- DO THIS -
Tally how many lines of these entries hold the string "content". Return the number alone.

══ DATA SUPPLIED

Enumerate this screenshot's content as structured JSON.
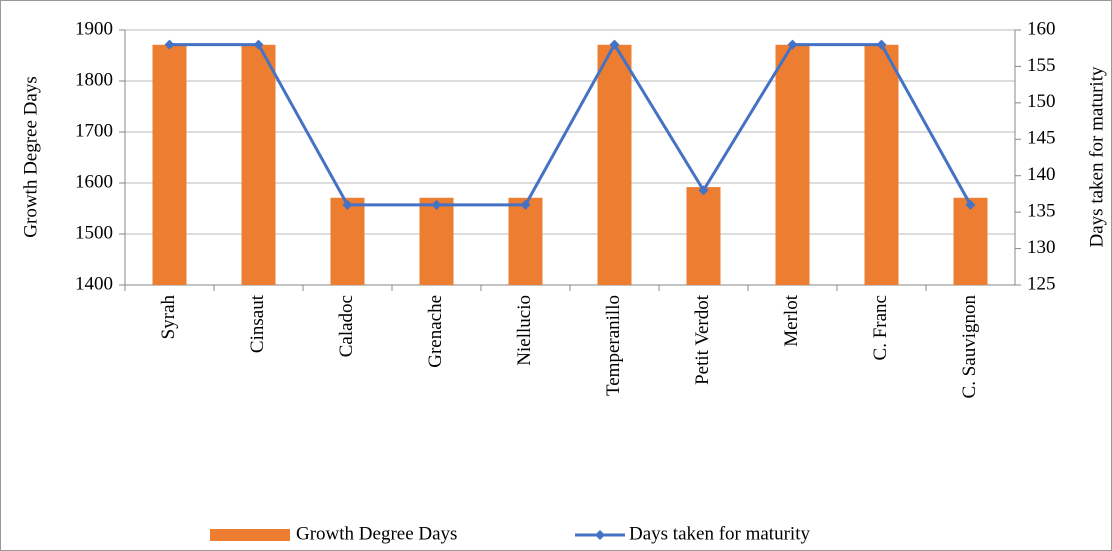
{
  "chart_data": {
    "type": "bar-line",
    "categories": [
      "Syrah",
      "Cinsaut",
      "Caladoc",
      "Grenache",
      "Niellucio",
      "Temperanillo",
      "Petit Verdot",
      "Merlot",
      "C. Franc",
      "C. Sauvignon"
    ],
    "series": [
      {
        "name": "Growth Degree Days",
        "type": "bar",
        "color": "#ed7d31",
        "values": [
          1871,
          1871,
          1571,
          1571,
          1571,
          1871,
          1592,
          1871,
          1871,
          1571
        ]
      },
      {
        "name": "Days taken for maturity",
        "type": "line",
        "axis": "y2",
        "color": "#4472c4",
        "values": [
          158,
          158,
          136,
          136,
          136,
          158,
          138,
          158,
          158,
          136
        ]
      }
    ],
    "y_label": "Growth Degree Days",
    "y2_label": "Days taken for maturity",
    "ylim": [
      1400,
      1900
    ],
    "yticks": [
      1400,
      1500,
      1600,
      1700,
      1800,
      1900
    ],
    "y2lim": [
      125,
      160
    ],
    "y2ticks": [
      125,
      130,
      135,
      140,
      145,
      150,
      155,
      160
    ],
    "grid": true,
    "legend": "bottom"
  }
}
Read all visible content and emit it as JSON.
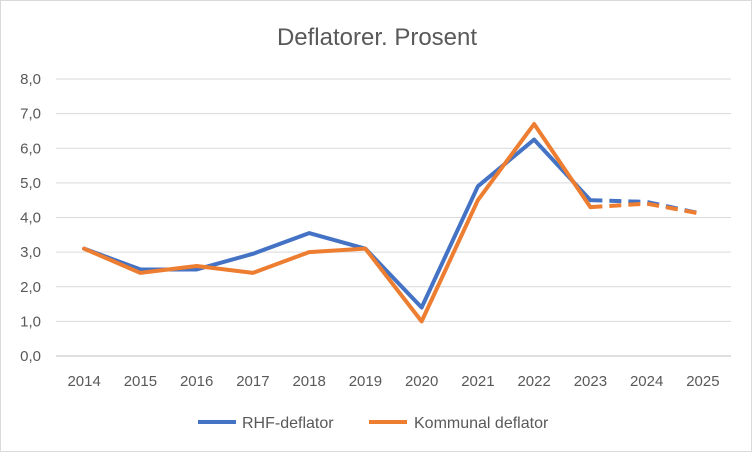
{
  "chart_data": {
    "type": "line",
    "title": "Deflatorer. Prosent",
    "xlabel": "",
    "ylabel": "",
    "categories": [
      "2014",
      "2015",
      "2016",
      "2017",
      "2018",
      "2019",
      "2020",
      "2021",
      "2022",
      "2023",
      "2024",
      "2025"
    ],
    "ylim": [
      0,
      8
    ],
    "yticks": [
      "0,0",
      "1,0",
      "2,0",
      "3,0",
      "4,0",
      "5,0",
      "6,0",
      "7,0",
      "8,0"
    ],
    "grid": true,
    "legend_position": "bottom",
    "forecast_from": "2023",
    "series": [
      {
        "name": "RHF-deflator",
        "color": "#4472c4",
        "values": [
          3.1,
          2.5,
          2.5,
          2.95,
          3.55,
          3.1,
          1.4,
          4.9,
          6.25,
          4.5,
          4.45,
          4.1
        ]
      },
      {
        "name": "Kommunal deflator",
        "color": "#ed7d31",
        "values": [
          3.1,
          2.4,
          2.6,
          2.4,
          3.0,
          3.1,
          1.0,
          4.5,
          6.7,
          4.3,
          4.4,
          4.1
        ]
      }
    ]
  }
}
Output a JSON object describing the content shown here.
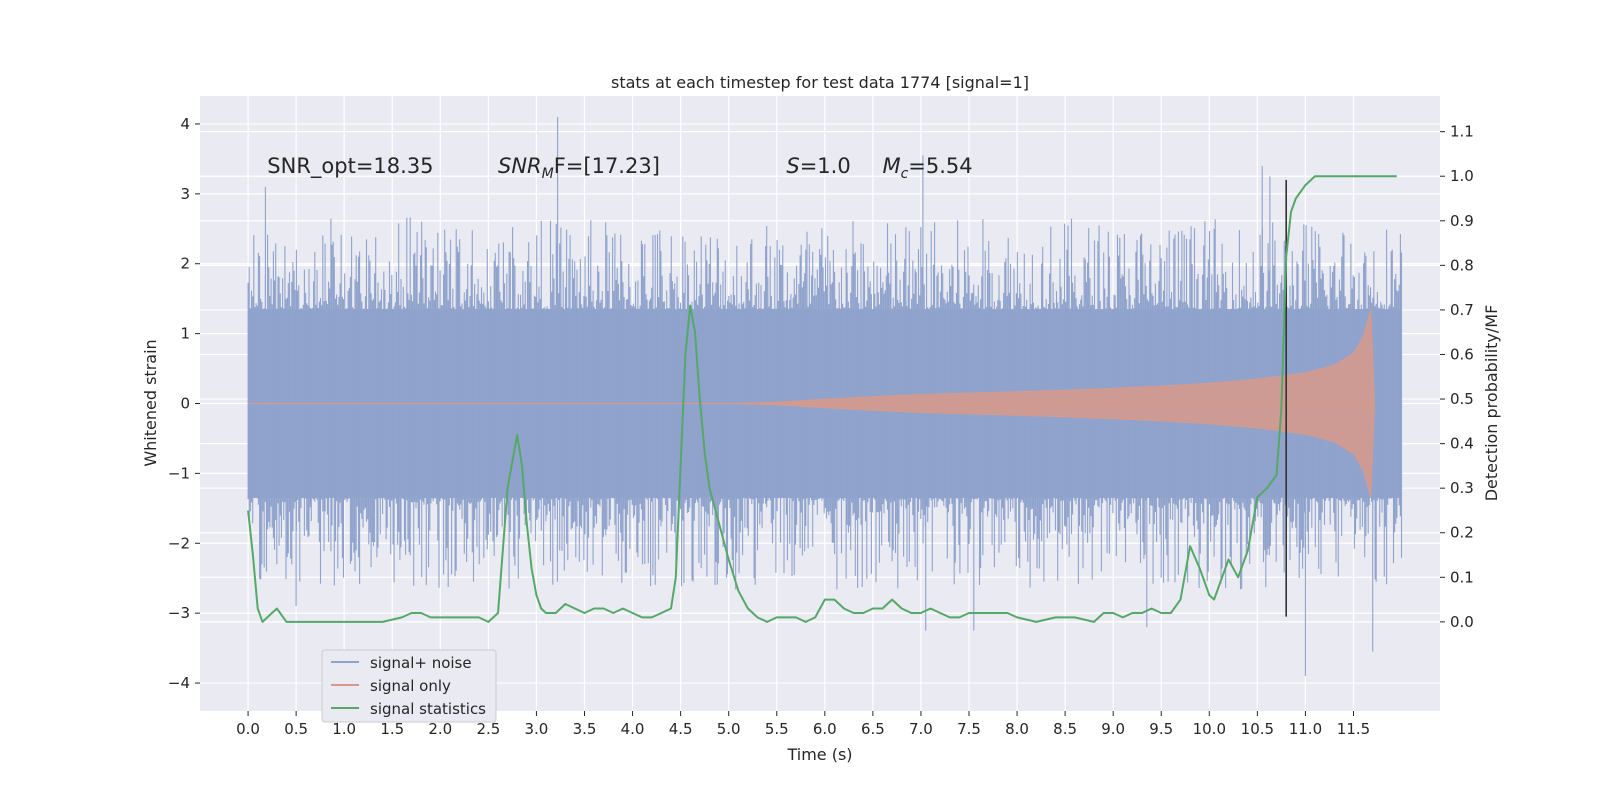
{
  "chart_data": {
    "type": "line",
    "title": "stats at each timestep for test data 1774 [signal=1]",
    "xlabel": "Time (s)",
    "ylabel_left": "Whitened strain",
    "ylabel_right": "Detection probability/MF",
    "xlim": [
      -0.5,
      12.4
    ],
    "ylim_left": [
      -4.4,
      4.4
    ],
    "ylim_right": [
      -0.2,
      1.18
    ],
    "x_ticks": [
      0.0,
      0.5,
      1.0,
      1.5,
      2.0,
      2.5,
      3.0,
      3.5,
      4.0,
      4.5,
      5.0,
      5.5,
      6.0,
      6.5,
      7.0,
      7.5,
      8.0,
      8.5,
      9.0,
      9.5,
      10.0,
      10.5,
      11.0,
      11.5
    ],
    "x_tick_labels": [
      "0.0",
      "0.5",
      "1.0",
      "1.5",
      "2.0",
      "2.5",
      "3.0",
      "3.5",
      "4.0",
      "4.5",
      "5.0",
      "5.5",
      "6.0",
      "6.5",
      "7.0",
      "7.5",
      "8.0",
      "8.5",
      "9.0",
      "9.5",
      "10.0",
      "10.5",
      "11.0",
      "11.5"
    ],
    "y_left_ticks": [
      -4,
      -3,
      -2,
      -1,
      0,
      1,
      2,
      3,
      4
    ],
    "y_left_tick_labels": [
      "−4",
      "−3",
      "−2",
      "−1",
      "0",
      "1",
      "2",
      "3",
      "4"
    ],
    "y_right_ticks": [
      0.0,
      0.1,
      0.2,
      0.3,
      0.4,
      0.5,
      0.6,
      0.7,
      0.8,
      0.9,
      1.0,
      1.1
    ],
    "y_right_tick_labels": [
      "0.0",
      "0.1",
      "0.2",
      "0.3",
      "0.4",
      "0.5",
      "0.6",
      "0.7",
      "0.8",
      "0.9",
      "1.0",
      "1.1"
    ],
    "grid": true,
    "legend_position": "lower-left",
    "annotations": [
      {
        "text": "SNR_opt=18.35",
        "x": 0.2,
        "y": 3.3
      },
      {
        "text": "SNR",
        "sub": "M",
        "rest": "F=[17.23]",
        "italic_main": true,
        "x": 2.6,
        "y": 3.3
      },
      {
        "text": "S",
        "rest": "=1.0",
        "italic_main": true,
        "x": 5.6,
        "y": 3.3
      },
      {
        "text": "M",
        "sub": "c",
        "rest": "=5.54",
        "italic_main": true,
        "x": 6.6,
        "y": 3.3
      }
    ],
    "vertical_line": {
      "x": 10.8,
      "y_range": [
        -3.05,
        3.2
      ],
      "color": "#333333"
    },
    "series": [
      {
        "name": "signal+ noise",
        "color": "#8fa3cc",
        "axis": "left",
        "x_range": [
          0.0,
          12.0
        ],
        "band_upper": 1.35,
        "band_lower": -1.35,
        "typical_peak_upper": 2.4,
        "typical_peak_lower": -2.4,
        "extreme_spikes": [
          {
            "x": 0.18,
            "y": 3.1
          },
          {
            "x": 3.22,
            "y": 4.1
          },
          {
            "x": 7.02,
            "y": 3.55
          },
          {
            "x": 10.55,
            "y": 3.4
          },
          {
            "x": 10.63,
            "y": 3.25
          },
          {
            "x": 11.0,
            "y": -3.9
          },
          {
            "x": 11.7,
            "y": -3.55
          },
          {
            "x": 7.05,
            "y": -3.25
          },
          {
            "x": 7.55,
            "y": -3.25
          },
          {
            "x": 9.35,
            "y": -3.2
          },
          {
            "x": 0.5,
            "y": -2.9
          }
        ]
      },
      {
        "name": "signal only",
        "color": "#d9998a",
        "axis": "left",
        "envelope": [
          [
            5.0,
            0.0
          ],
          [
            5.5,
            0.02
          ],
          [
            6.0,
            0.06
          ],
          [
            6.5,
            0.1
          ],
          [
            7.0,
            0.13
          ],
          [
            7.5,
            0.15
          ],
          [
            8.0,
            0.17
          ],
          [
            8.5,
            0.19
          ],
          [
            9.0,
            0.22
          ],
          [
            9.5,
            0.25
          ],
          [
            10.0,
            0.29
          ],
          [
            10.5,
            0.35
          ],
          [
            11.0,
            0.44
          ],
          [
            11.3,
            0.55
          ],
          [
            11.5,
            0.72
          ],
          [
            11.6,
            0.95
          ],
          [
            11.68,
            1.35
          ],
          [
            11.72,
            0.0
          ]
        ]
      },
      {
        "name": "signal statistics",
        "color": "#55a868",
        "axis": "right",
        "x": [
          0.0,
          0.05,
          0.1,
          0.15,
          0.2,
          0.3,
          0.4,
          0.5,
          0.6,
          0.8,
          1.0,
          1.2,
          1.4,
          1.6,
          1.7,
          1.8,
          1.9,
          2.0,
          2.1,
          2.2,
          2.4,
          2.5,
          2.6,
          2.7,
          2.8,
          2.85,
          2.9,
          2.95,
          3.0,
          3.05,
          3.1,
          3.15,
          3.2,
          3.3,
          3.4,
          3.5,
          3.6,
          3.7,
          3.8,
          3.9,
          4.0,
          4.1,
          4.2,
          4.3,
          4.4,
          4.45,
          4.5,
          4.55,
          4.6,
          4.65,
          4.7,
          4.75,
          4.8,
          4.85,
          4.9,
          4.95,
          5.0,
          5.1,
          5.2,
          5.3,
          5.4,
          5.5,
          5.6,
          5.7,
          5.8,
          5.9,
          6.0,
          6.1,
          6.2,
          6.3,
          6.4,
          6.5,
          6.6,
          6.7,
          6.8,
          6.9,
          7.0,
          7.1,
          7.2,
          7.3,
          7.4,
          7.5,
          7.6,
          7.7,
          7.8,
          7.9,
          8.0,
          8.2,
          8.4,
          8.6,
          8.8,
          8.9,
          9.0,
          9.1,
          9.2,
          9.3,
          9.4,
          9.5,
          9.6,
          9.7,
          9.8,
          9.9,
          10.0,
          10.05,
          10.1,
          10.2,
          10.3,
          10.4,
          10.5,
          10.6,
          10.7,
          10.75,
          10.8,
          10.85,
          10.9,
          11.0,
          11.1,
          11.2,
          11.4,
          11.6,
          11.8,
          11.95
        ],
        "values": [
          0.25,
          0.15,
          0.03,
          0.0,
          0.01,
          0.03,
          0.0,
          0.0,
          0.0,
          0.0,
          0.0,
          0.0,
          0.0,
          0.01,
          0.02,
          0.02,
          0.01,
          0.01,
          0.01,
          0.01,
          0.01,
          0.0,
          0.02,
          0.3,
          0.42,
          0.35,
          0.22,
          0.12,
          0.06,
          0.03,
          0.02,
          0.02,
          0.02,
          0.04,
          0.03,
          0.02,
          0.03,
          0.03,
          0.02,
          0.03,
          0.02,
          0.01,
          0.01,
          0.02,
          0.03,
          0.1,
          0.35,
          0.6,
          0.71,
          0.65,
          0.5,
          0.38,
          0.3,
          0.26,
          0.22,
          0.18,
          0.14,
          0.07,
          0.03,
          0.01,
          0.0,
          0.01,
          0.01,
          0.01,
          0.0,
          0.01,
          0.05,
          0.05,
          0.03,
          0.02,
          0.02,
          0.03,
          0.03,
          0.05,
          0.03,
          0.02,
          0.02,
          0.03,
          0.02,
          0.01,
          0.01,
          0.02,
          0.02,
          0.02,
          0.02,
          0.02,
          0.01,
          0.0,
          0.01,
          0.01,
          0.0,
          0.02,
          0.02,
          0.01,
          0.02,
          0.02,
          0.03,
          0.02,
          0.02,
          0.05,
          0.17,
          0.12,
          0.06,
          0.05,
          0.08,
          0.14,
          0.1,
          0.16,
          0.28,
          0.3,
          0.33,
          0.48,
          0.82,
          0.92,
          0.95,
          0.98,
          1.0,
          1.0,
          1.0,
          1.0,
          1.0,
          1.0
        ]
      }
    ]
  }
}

════

- EXERCISE ANSWER -
3